• **PROBLEM REQUIREMENTS**
Lines containing the string "name" are to be collected in full.

Data tied to figure images:
::::::

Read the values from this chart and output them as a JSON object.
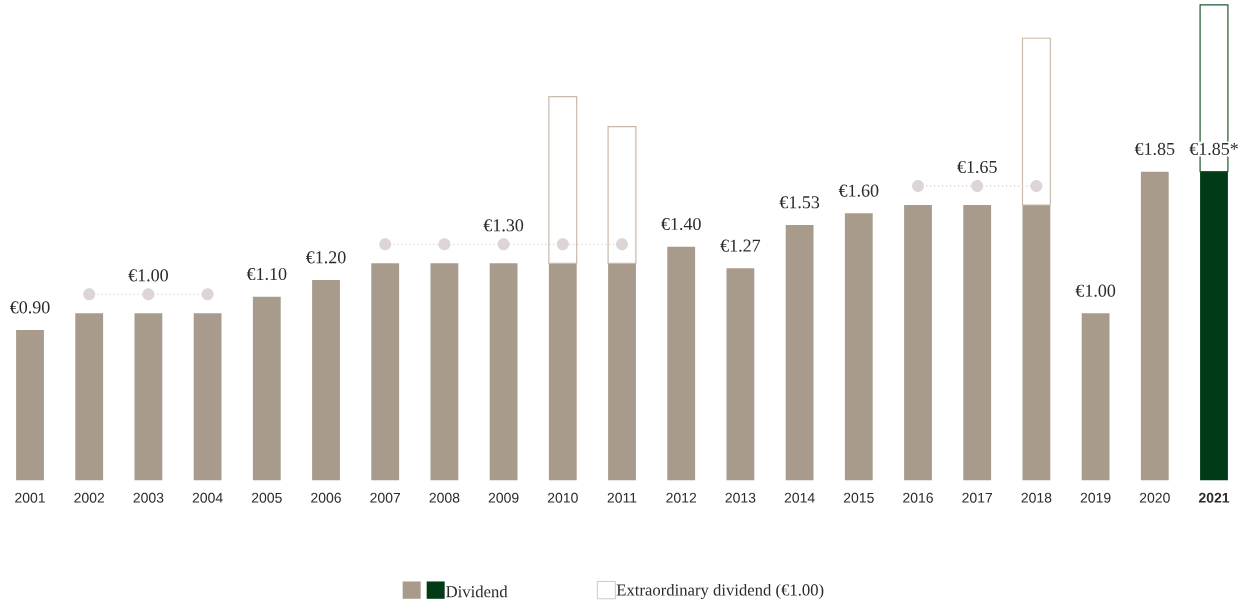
{
  "chart_data": {
    "type": "bar",
    "stacked": true,
    "categories": [
      "2001",
      "2002",
      "2003",
      "2004",
      "2005",
      "2006",
      "2007",
      "2008",
      "2009",
      "2010",
      "2011",
      "2012",
      "2013",
      "2014",
      "2015",
      "2016",
      "2017",
      "2018",
      "2019",
      "2020",
      "**2021**"
    ],
    "series": [
      {
        "name": "Dividend",
        "color": "#a89b8c",
        "colors": [
          "#a89b8c",
          "#a89b8c",
          "#a89b8c",
          "#a89b8c",
          "#a89b8c",
          "#a89b8c",
          "#a89b8c",
          "#a89b8c",
          "#a89b8c",
          "#a89b8c",
          "#a89b8c",
          "#a89b8c",
          "#a89b8c",
          "#a89b8c",
          "#a89b8c",
          "#a89b8c",
          "#a89b8c",
          "#a89b8c",
          "#a89b8c",
          "#a89b8c",
          "#003a17"
        ],
        "values": [
          0.9,
          1.0,
          1.0,
          1.0,
          1.1,
          1.2,
          1.3,
          1.3,
          1.3,
          1.3,
          1.3,
          1.4,
          1.27,
          1.53,
          1.6,
          1.65,
          1.65,
          1.65,
          1.0,
          1.85,
          1.85
        ],
        "value_labels": [
          "€0.90",
          null,
          "€1.00",
          null,
          "€1.10",
          "€1.20",
          null,
          null,
          "€1.30",
          null,
          null,
          "€1.40",
          "€1.27",
          "€1.53",
          "€1.60",
          null,
          "€1.65",
          null,
          "€1.00",
          "€1.85",
          "€1.85*"
        ]
      },
      {
        "name": "Extraordinary dividend (€1.00)",
        "color": "#c9b9aa",
        "colors": [
          null,
          null,
          null,
          null,
          null,
          null,
          null,
          null,
          null,
          "#c9b9aa",
          "#c9b9aa",
          null,
          null,
          null,
          null,
          null,
          null,
          "#c9b9aa",
          null,
          null,
          "#1f5a2e"
        ],
        "values": [
          null,
          null,
          null,
          null,
          null,
          null,
          null,
          null,
          null,
          1.0,
          0.82,
          null,
          null,
          null,
          null,
          null,
          null,
          1.0,
          null,
          null,
          1.0
        ]
      }
    ],
    "tick_labels": "x",
    "legend": "bottom"
  }
}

::::::

• **EXERCISE RESULT**
        "name": "Dividend",
        "name": "Extraordinary dividend (€1.00)",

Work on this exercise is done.